= EXERCISE MATERIAL =
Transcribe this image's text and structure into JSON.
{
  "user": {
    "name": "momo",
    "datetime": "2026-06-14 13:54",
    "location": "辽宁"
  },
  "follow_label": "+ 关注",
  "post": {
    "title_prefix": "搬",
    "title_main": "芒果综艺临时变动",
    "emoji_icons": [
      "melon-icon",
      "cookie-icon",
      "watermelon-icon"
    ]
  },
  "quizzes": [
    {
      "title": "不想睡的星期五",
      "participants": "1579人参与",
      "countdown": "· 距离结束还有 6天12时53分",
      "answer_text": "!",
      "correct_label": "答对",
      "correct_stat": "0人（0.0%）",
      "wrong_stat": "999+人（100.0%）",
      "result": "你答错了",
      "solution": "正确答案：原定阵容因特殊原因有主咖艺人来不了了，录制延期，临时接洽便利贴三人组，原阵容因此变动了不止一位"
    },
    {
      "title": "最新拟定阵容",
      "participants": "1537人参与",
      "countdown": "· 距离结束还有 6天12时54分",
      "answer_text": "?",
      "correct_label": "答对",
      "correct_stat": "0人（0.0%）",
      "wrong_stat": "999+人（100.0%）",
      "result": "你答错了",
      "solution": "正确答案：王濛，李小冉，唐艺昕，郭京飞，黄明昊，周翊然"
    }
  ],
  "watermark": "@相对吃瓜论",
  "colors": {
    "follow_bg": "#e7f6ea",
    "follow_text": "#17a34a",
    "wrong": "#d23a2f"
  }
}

= WHAT THE EXERCISE ASKS =
State how many lines of the records above contain the word "solution", and give only that number.

= THE COMPLETED TASK =
2